(Structured figure records)
· · ·
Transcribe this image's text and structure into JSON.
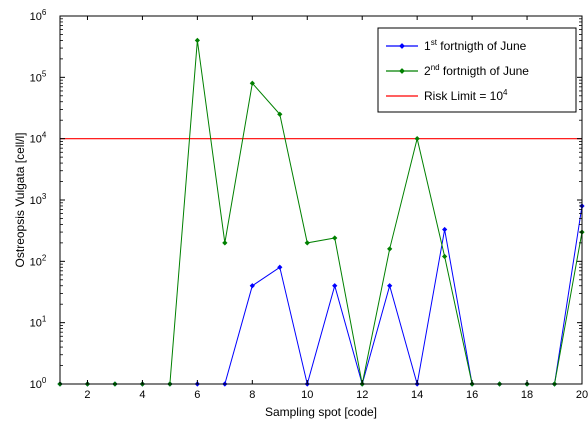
{
  "chart_data": {
    "type": "line",
    "xlabel": "Sampling spot [code]",
    "ylabel": "Ostreopsis Vulgata [cell/l]",
    "xlim": [
      1,
      20
    ],
    "ylim": [
      1,
      1000000
    ],
    "yscale": "log",
    "xticks": [
      2,
      4,
      6,
      8,
      10,
      12,
      14,
      16,
      18,
      20
    ],
    "yticks": [
      {
        "base": "10",
        "exp": "0",
        "value": 1
      },
      {
        "base": "10",
        "exp": "1",
        "value": 10
      },
      {
        "base": "10",
        "exp": "2",
        "value": 100
      },
      {
        "base": "10",
        "exp": "3",
        "value": 1000
      },
      {
        "base": "10",
        "exp": "4",
        "value": 10000
      },
      {
        "base": "10",
        "exp": "5",
        "value": 100000
      },
      {
        "base": "10",
        "exp": "6",
        "value": 1000000
      }
    ],
    "legend_position": "top-right",
    "series": [
      {
        "name_parts": [
          "1",
          "st",
          " fortnigth of June"
        ],
        "color": "#0000ff",
        "x": [
          1,
          2,
          3,
          4,
          5,
          6,
          7,
          8,
          9,
          10,
          11,
          12,
          13,
          14,
          15,
          16,
          17,
          18,
          19,
          20
        ],
        "values": [
          1,
          1,
          1,
          1,
          1,
          1,
          1,
          40,
          80,
          1,
          40,
          1,
          40,
          1,
          330,
          1,
          1,
          1,
          1,
          800
        ]
      },
      {
        "name_parts": [
          "2",
          "nd",
          " fortnigth of June"
        ],
        "color": "#008000",
        "x": [
          1,
          2,
          3,
          4,
          5,
          6,
          7,
          8,
          9,
          10,
          11,
          12,
          13,
          14,
          15,
          16,
          17,
          18,
          19,
          20
        ],
        "values": [
          1,
          1,
          1,
          1,
          1,
          400000,
          200,
          80000,
          25000,
          200,
          240,
          1,
          160,
          10000,
          120,
          1,
          1,
          1,
          1,
          300
        ]
      }
    ],
    "reference_line": {
      "value": 10000,
      "color": "#ff0000",
      "label_parts": [
        "Risk Limit = 10",
        "4"
      ]
    }
  }
}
· · ·
**Given instruction**
Leave every image out, and retype the material exactly.

**Final result**
Transcribe this image's text and structure into JSON.
{
  "chart_data": {
    "type": "line",
    "xlabel": "Sampling spot [code]",
    "ylabel": "Ostreopsis Vulgata [cell/l]",
    "xlim": [
      1,
      20
    ],
    "ylim": [
      1,
      1000000
    ],
    "yscale": "log",
    "xticks": [
      2,
      4,
      6,
      8,
      10,
      12,
      14,
      16,
      18,
      20
    ],
    "yticks": [
      {
        "base": "10",
        "exp": "0",
        "value": 1
      },
      {
        "base": "10",
        "exp": "1",
        "value": 10
      },
      {
        "base": "10",
        "exp": "2",
        "value": 100
      },
      {
        "base": "10",
        "exp": "3",
        "value": 1000
      },
      {
        "base": "10",
        "exp": "4",
        "value": 10000
      },
      {
        "base": "10",
        "exp": "5",
        "value": 100000
      },
      {
        "base": "10",
        "exp": "6",
        "value": 1000000
      }
    ],
    "legend_position": "top-right",
    "series": [
      {
        "name_parts": [
          "1",
          "st",
          " fortnigth of June"
        ],
        "color": "#0000ff",
        "x": [
          1,
          2,
          3,
          4,
          5,
          6,
          7,
          8,
          9,
          10,
          11,
          12,
          13,
          14,
          15,
          16,
          17,
          18,
          19,
          20
        ],
        "values": [
          1,
          1,
          1,
          1,
          1,
          1,
          1,
          40,
          80,
          1,
          40,
          1,
          40,
          1,
          330,
          1,
          1,
          1,
          1,
          800
        ]
      },
      {
        "name_parts": [
          "2",
          "nd",
          " fortnigth of June"
        ],
        "color": "#008000",
        "x": [
          1,
          2,
          3,
          4,
          5,
          6,
          7,
          8,
          9,
          10,
          11,
          12,
          13,
          14,
          15,
          16,
          17,
          18,
          19,
          20
        ],
        "values": [
          1,
          1,
          1,
          1,
          1,
          400000,
          200,
          80000,
          25000,
          200,
          240,
          1,
          160,
          10000,
          120,
          1,
          1,
          1,
          1,
          300
        ]
      }
    ],
    "reference_line": {
      "value": 10000,
      "color": "#ff0000",
      "label_parts": [
        "Risk Limit = 10",
        "4"
      ]
    }
  }
}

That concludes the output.